* _Direction_
Output every line below without omitting or altering anything.

* _Supplied data_

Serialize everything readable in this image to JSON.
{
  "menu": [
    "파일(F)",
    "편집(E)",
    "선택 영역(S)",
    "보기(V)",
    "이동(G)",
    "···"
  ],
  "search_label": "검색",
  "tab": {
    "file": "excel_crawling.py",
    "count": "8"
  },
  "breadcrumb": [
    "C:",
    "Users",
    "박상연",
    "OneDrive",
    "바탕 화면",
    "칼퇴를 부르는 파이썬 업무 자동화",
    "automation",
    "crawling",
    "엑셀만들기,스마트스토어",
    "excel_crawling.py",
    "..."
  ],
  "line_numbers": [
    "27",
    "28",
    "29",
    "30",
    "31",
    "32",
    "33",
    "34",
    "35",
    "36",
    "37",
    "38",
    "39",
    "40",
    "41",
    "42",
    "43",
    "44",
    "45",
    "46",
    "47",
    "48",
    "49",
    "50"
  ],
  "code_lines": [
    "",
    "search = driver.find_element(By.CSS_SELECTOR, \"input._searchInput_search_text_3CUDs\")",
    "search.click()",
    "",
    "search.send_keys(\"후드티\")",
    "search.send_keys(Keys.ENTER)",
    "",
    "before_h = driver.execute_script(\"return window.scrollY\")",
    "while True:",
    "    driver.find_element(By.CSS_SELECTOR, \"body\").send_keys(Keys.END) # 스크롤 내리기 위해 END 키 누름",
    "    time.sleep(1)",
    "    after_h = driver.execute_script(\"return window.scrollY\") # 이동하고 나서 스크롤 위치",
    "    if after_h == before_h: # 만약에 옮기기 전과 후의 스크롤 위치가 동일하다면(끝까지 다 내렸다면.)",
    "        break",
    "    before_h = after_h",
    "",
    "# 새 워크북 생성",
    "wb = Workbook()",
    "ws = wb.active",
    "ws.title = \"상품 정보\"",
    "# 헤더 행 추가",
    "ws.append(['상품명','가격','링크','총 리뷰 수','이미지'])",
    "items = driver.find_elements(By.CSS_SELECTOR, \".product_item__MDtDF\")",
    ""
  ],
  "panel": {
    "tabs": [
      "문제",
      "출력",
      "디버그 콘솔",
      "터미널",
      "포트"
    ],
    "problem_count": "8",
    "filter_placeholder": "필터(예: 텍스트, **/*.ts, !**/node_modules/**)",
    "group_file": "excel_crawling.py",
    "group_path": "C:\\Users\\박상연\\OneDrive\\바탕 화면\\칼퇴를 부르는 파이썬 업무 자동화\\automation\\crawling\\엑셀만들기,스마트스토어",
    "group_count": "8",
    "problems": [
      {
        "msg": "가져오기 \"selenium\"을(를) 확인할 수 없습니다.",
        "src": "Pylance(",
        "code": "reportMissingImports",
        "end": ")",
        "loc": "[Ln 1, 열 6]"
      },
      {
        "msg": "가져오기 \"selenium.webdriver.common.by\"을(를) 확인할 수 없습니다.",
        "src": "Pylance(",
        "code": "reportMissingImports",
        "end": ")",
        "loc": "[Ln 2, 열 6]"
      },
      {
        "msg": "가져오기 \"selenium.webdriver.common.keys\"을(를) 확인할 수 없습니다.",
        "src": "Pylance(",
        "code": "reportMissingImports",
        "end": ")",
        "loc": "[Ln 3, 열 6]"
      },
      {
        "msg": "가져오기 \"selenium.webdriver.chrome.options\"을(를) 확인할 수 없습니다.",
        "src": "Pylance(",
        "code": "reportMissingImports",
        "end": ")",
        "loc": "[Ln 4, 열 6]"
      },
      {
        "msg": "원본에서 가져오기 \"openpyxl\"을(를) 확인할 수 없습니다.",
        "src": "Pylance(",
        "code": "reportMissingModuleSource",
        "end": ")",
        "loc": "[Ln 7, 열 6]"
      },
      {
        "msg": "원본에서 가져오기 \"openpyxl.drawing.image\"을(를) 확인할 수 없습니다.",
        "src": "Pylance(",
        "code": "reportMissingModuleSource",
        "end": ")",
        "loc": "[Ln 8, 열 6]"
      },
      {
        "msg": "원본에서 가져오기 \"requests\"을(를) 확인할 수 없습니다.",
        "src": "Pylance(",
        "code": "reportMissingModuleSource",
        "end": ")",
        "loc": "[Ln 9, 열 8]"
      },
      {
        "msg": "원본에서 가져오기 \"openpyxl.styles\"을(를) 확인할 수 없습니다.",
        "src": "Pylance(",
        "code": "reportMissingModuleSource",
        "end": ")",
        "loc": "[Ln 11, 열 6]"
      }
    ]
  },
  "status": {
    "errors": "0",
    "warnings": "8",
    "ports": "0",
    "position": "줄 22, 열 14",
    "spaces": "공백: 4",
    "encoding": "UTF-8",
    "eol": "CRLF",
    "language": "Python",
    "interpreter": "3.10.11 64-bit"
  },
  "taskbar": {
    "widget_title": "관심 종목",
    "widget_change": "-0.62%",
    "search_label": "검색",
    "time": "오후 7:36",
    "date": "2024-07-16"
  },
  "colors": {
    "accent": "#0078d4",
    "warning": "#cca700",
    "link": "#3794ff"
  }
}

* _Full answer_
Serialize everything readable in this image to JSON.
{
  "menu": [
    "파일(F)",
    "편집(E)",
    "선택 영역(S)",
    "보기(V)",
    "이동(G)",
    "···"
  ],
  "search_label": "검색",
  "tab": {
    "file": "excel_crawling.py",
    "count": "8"
  },
  "breadcrumb": [
    "C:",
    "Users",
    "박상연",
    "OneDrive",
    "바탕 화면",
    "칼퇴를 부르는 파이썬 업무 자동화",
    "automation",
    "crawling",
    "엑셀만들기,스마트스토어",
    "excel_crawling.py",
    "..."
  ],
  "line_numbers": [
    "27",
    "28",
    "29",
    "30",
    "31",
    "32",
    "33",
    "34",
    "35",
    "36",
    "37",
    "38",
    "39",
    "40",
    "41",
    "42",
    "43",
    "44",
    "45",
    "46",
    "47",
    "48",
    "49",
    "50"
  ],
  "code_lines": [
    "",
    "search = driver.find_element(By.CSS_SELECTOR, \"input._searchInput_search_text_3CUDs\")",
    "search.click()",
    "",
    "search.send_keys(\"후드티\")",
    "search.send_keys(Keys.ENTER)",
    "",
    "before_h = driver.execute_script(\"return window.scrollY\")",
    "while True:",
    "    driver.find_element(By.CSS_SELECTOR, \"body\").send_keys(Keys.END) # 스크롤 내리기 위해 END 키 누름",
    "    time.sleep(1)",
    "    after_h = driver.execute_script(\"return window.scrollY\") # 이동하고 나서 스크롤 위치",
    "    if after_h == before_h: # 만약에 옮기기 전과 후의 스크롤 위치가 동일하다면(끝까지 다 내렸다면.)",
    "        break",
    "    before_h = after_h",
    "",
    "# 새 워크북 생성",
    "wb = Workbook()",
    "ws = wb.active",
    "ws.title = \"상품 정보\"",
    "# 헤더 행 추가",
    "ws.append(['상품명','가격','링크','총 리뷰 수','이미지'])",
    "items = driver.find_elements(By.CSS_SELECTOR, \".product_item__MDtDF\")",
    ""
  ],
  "panel": {
    "tabs": [
      "문제",
      "출력",
      "디버그 콘솔",
      "터미널",
      "포트"
    ],
    "problem_count": "8",
    "filter_placeholder": "필터(예: 텍스트, **/*.ts, !**/node_modules/**)",
    "group_file": "excel_crawling.py",
    "group_path": "C:\\Users\\박상연\\OneDrive\\바탕 화면\\칼퇴를 부르는 파이썬 업무 자동화\\automation\\crawling\\엑셀만들기,스마트스토어",
    "group_count": "8",
    "problems": [
      {
        "msg": "가져오기 \"selenium\"을(를) 확인할 수 없습니다.",
        "src": "Pylance(",
        "code": "reportMissingImports",
        "end": ")",
        "loc": "[Ln 1, 열 6]"
      },
      {
        "msg": "가져오기 \"selenium.webdriver.common.by\"을(를) 확인할 수 없습니다.",
        "src": "Pylance(",
        "code": "reportMissingImports",
        "end": ")",
        "loc": "[Ln 2, 열 6]"
      },
      {
        "msg": "가져오기 \"selenium.webdriver.common.keys\"을(를) 확인할 수 없습니다.",
        "src": "Pylance(",
        "code": "reportMissingImports",
        "end": ")",
        "loc": "[Ln 3, 열 6]"
      },
      {
        "msg": "가져오기 \"selenium.webdriver.chrome.options\"을(를) 확인할 수 없습니다.",
        "src": "Pylance(",
        "code": "reportMissingImports",
        "end": ")",
        "loc": "[Ln 4, 열 6]"
      },
      {
        "msg": "원본에서 가져오기 \"openpyxl\"을(를) 확인할 수 없습니다.",
        "src": "Pylance(",
        "code": "reportMissingModuleSource",
        "end": ")",
        "loc": "[Ln 7, 열 6]"
      },
      {
        "msg": "원본에서 가져오기 \"openpyxl.drawing.image\"을(를) 확인할 수 없습니다.",
        "src": "Pylance(",
        "code": "reportMissingModuleSource",
        "end": ")",
        "loc": "[Ln 8, 열 6]"
      },
      {
        "msg": "원본에서 가져오기 \"requests\"을(를) 확인할 수 없습니다.",
        "src": "Pylance(",
        "code": "reportMissingModuleSource",
        "end": ")",
        "loc": "[Ln 9, 열 8]"
      },
      {
        "msg": "원본에서 가져오기 \"openpyxl.styles\"을(를) 확인할 수 없습니다.",
        "src": "Pylance(",
        "code": "reportMissingModuleSource",
        "end": ")",
        "loc": "[Ln 11, 열 6]"
      }
    ]
  },
  "status": {
    "errors": "0",
    "warnings": "8",
    "ports": "0",
    "position": "줄 22, 열 14",
    "spaces": "공백: 4",
    "encoding": "UTF-8",
    "eol": "CRLF",
    "language": "Python",
    "interpreter": "3.10.11 64-bit"
  },
  "taskbar": {
    "widget_title": "관심 종목",
    "widget_change": "-0.62%",
    "search_label": "검색",
    "time": "오후 7:36",
    "date": "2024-07-16"
  },
  "colors": {
    "accent": "#0078d4",
    "warning": "#cca700",
    "link": "#3794ff"
  }
}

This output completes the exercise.